## Start Available data

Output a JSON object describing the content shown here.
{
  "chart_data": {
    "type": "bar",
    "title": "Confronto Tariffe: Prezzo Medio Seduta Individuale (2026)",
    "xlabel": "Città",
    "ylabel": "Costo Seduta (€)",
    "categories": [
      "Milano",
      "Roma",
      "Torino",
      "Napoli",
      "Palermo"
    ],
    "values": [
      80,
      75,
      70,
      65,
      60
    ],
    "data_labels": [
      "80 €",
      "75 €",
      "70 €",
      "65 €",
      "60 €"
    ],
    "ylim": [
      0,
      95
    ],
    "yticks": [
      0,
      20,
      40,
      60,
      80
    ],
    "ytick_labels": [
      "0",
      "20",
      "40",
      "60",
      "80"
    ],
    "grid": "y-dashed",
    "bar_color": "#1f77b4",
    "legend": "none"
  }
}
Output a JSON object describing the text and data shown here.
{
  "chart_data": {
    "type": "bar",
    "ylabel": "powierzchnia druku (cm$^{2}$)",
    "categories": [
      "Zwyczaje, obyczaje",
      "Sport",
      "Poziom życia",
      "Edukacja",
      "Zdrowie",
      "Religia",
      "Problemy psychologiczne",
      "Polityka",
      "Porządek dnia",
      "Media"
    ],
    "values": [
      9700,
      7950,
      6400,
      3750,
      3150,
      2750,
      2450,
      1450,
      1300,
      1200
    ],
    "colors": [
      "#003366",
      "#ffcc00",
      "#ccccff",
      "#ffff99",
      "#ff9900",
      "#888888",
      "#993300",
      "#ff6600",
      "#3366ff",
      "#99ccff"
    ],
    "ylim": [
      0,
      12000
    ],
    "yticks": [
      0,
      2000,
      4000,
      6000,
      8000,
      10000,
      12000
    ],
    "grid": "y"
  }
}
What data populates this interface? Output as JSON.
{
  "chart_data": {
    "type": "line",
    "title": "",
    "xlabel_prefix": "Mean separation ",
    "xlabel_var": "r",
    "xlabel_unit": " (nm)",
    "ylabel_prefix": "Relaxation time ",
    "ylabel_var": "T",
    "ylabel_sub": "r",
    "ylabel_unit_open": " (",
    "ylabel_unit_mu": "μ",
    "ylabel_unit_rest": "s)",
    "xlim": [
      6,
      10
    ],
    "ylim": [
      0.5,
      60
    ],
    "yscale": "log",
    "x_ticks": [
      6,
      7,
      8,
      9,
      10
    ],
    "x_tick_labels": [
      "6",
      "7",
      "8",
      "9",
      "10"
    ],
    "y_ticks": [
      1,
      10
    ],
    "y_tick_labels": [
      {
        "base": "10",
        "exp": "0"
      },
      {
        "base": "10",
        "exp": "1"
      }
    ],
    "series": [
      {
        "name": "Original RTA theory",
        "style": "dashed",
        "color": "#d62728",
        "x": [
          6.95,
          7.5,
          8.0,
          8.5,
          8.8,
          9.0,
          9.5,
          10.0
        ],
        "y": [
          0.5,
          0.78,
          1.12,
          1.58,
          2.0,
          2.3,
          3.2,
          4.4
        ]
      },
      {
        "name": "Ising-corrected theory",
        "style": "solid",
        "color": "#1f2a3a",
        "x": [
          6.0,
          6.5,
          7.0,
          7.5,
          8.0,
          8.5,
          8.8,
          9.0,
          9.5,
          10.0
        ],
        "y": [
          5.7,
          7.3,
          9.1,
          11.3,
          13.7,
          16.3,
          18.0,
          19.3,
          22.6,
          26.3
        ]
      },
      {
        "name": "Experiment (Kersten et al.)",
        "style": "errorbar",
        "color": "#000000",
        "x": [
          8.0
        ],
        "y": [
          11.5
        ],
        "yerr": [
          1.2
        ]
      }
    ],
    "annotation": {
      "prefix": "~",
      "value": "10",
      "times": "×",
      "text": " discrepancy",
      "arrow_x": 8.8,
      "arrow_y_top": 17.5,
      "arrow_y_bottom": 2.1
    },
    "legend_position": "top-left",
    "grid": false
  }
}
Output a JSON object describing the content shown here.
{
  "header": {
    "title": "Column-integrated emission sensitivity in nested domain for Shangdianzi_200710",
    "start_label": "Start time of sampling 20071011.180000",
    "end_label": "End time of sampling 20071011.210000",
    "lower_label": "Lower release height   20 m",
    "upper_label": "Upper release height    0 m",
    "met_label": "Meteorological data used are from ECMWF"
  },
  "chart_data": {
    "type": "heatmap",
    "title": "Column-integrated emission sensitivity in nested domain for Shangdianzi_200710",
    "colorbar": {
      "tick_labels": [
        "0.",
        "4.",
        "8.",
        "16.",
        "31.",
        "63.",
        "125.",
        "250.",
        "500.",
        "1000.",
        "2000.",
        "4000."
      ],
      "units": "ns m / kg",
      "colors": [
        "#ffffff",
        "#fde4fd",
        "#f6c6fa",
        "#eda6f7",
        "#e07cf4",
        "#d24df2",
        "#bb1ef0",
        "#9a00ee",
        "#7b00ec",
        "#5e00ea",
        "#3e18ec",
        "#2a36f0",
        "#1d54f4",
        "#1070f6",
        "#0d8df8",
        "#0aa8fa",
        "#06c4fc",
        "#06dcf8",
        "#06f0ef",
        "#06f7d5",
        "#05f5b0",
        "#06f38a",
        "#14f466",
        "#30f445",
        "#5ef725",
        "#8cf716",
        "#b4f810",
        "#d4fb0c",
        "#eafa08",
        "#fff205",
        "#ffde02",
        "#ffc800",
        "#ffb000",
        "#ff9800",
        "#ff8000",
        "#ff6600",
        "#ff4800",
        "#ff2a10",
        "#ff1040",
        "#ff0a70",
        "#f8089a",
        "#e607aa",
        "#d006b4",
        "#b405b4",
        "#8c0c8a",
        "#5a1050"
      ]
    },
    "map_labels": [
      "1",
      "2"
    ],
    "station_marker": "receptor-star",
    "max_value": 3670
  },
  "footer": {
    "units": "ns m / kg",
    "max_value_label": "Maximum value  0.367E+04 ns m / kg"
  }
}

## End Available data

# Written problem
Copy out each line exactly.

# Exercise output
Output a JSON object describing the content shown here.
{
  "chart_data": {
    "type": "bar",
    "title": "Confronto Tariffe: Prezzo Medio Seduta Individuale (2026)",
    "xlabel": "Città",
    "ylabel": "Costo Seduta (€)",
    "categories": [
      "Milano",
      "Roma",
      "Torino",
      "Napoli",
      "Palermo"
    ],
    "values": [
      80,
      75,
      70,
      65,
      60
    ],
    "data_labels": [
      "80 €",
      "75 €",
      "70 €",
      "65 €",
      "60 €"
    ],
    "ylim": [
      0,
      95
    ],
    "yticks": [
      0,
      20,
      40,
      60,
      80
    ],
    "ytick_labels": [
      "0",
      "20",
      "40",
      "60",
      "80"
    ],
    "grid": "y-dashed",
    "bar_color": "#1f77b4",
    "legend": "none"
  }
}
Output a JSON object describing the text and data shown here.
{
  "chart_data": {
    "type": "bar",
    "ylabel": "powierzchnia druku (cm$^{2}$)",
    "categories": [
      "Zwyczaje, obyczaje",
      "Sport",
      "Poziom życia",
      "Edukacja",
      "Zdrowie",
      "Religia",
      "Problemy psychologiczne",
      "Polityka",
      "Porządek dnia",
      "Media"
    ],
    "values": [
      9700,
      7950,
      6400,
      3750,
      3150,
      2750,
      2450,
      1450,
      1300,
      1200
    ],
    "colors": [
      "#003366",
      "#ffcc00",
      "#ccccff",
      "#ffff99",
      "#ff9900",
      "#888888",
      "#993300",
      "#ff6600",
      "#3366ff",
      "#99ccff"
    ],
    "ylim": [
      0,
      12000
    ],
    "yticks": [
      0,
      2000,
      4000,
      6000,
      8000,
      10000,
      12000
    ],
    "grid": "y"
  }
}
What data populates this interface? Output as JSON.
{
  "chart_data": {
    "type": "line",
    "title": "",
    "xlabel_prefix": "Mean separation ",
    "xlabel_var": "r",
    "xlabel_unit": " (nm)",
    "ylabel_prefix": "Relaxation time ",
    "ylabel_var": "T",
    "ylabel_sub": "r",
    "ylabel_unit_open": " (",
    "ylabel_unit_mu": "μ",
    "ylabel_unit_rest": "s)",
    "xlim": [
      6,
      10
    ],
    "ylim": [
      0.5,
      60
    ],
    "yscale": "log",
    "x_ticks": [
      6,
      7,
      8,
      9,
      10
    ],
    "x_tick_labels": [
      "6",
      "7",
      "8",
      "9",
      "10"
    ],
    "y_ticks": [
      1,
      10
    ],
    "y_tick_labels": [
      {
        "base": "10",
        "exp": "0"
      },
      {
        "base": "10",
        "exp": "1"
      }
    ],
    "series": [
      {
        "name": "Original RTA theory",
        "style": "dashed",
        "color": "#d62728",
        "x": [
          6.95,
          7.5,
          8.0,
          8.5,
          8.8,
          9.0,
          9.5,
          10.0
        ],
        "y": [
          0.5,
          0.78,
          1.12,
          1.58,
          2.0,
          2.3,
          3.2,
          4.4
        ]
      },
      {
        "name": "Ising-corrected theory",
        "style": "solid",
        "color": "#1f2a3a",
        "x": [
          6.0,
          6.5,
          7.0,
          7.5,
          8.0,
          8.5,
          8.8,
          9.0,
          9.5,
          10.0
        ],
        "y": [
          5.7,
          7.3,
          9.1,
          11.3,
          13.7,
          16.3,
          18.0,
          19.3,
          22.6,
          26.3
        ]
      },
      {
        "name": "Experiment (Kersten et al.)",
        "style": "errorbar",
        "color": "#000000",
        "x": [
          8.0
        ],
        "y": [
          11.5
        ],
        "yerr": [
          1.2
        ]
      }
    ],
    "annotation": {
      "prefix": "~",
      "value": "10",
      "times": "×",
      "text": " discrepancy",
      "arrow_x": 8.8,
      "arrow_y_top": 17.5,
      "arrow_y_bottom": 2.1
    },
    "legend_position": "top-left",
    "grid": false
  }
}
Output a JSON object describing the content shown here.
{
  "header": {
    "title": "Column-integrated emission sensitivity in nested domain for Shangdianzi_200710",
    "start_label": "Start time of sampling 20071011.180000",
    "end_label": "End time of sampling 20071011.210000",
    "lower_label": "Lower release height   20 m",
    "upper_label": "Upper release height    0 m",
    "met_label": "Meteorological data used are from ECMWF"
  },
  "chart_data": {
    "type": "heatmap",
    "title": "Column-integrated emission sensitivity in nested domain for Shangdianzi_200710",
    "colorbar": {
      "tick_labels": [
        "0.",
        "4.",
        "8.",
        "16.",
        "31.",
        "63.",
        "125.",
        "250.",
        "500.",
        "1000.",
        "2000.",
        "4000."
      ],
      "units": "ns m / kg",
      "colors": [
        "#ffffff",
        "#fde4fd",
        "#f6c6fa",
        "#eda6f7",
        "#e07cf4",
        "#d24df2",
        "#bb1ef0",
        "#9a00ee",
        "#7b00ec",
        "#5e00ea",
        "#3e18ec",
        "#2a36f0",
        "#1d54f4",
        "#1070f6",
        "#0d8df8",
        "#0aa8fa",
        "#06c4fc",
        "#06dcf8",
        "#06f0ef",
        "#06f7d5",
        "#05f5b0",
        "#06f38a",
        "#14f466",
        "#30f445",
        "#5ef725",
        "#8cf716",
        "#b4f810",
        "#d4fb0c",
        "#eafa08",
        "#fff205",
        "#ffde02",
        "#ffc800",
        "#ffb000",
        "#ff9800",
        "#ff8000",
        "#ff6600",
        "#ff4800",
        "#ff2a10",
        "#ff1040",
        "#ff0a70",
        "#f8089a",
        "#e607aa",
        "#d006b4",
        "#b405b4",
        "#8c0c8a",
        "#5a1050"
      ]
    },
    "map_labels": [
      "1",
      "2"
    ],
    "station_marker": "receptor-star",
    "max_value": 3670
  },
  "footer": {
    "units": "ns m / kg",
    "max_value_label": "Maximum value  0.367E+04 ns m / kg"
  }
}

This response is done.